§ Exercises to complete
1) In the text on the Strauss song, reproduce everything from "Strauss composed the" down to "bears motivic similarity.".
2) Answer these questions from the text on the Strauss song.
(a) Which poet wrote the words of "Ruhe, meine Seele!"?
(b) To whom did Strauss give the song as a wedding present?
(c) According to Timothy L. Jackson, how many songs would form the unified song cycle?

§ Page extract
◇ ◇ ◇ ◇ ◇ ◇ ◇
Song composed by Richard Strauss

"Ruhe, meine Seele!", Op. 27, No. 1, is the first in a set of four songs composed by Richard Strauss in 1894. It was originally for voice and piano, and not orchestrated by Strauss until 1948, after he had completed one of his Four Last Songs, "Im Abendrot". The words are from a poem "Ruhe, meine Seele!" (Rest, my soul) written by the poet Karl Henckell.

== History ==

Strauss composed the song in May 1894, and that September he gave it as a wedding present to his wife the soprano Pauline de Ahna.

==Related songs==
Timothy L. Jackson has noted that Strauss had composed the song "Ruhe, meine Seele!" for piano and voice in 1894 but did not orchestrate it until 1948, just after he had completed "Im Abendrot" and before he composed the other three of his Four Last Songs. Jackson suggests that the addition of "Ruhe, meine Seele!" to the Four Last Songs forms a five-song unified song cycle, if "Ruhe, meine Seele!" is performed as a prelude to "Im Abendrot", to which it bears motivic similarity.
◇ ◇ ◇ ◇ ◇ ◇ ◇
§ Dataset content
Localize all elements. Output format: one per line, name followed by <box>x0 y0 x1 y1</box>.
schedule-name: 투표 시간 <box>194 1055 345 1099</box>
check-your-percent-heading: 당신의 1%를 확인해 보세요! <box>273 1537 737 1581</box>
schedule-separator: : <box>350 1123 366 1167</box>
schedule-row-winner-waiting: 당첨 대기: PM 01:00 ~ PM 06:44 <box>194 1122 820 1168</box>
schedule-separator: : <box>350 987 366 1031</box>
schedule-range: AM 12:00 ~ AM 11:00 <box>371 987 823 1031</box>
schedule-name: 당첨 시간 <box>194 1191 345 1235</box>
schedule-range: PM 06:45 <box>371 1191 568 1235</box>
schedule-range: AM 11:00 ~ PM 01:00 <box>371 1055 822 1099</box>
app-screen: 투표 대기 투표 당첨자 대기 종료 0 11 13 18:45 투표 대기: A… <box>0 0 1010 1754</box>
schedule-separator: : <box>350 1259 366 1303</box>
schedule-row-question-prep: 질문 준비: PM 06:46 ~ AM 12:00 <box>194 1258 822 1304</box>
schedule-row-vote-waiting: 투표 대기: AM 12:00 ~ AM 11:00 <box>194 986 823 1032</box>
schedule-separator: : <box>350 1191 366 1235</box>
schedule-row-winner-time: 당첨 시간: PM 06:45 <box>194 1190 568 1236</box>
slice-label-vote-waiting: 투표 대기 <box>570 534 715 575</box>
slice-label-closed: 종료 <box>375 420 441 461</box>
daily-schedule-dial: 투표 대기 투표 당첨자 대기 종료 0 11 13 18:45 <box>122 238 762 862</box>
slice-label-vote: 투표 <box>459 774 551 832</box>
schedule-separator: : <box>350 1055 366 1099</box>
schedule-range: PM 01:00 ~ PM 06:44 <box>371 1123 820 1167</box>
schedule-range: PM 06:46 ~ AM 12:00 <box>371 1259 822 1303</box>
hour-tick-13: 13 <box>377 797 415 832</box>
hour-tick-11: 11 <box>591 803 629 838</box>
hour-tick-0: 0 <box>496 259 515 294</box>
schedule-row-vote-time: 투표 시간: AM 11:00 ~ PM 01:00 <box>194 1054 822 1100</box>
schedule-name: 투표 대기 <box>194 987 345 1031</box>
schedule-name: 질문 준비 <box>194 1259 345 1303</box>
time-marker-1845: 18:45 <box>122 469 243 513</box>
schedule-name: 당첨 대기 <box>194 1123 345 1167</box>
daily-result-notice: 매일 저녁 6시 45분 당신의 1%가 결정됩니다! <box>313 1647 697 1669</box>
◇ ◇ ◇ ◇ ◇ ◇ ◇
§ Solutions to the problems
1)
Strauss composed the song in May 1894, and that September he gave it as a wedding present to his wife the soprano Pauline de Ahna.

==Related songs==
Timothy L. Jackson has noted that Strauss had composed the song "Ruhe, meine Seele!" for piano and voice in 1894 but did not orchestrate it until 1948, just after he had completed "Im Abendrot" and before he composed the other three of his Four Last Songs. Jackson suggests that the addition of "Ruhe, meine Seele!" to the Four Last Songs forms a five-song unified song cycle, if "Ruhe, meine Seele!" is performed as a prelude to "Im Abendrot", to which it bears motivic similarity.

2)
(a) Karl Henckell.
(b) His wife, the soprano Pauline de Ahna.
(c) Five.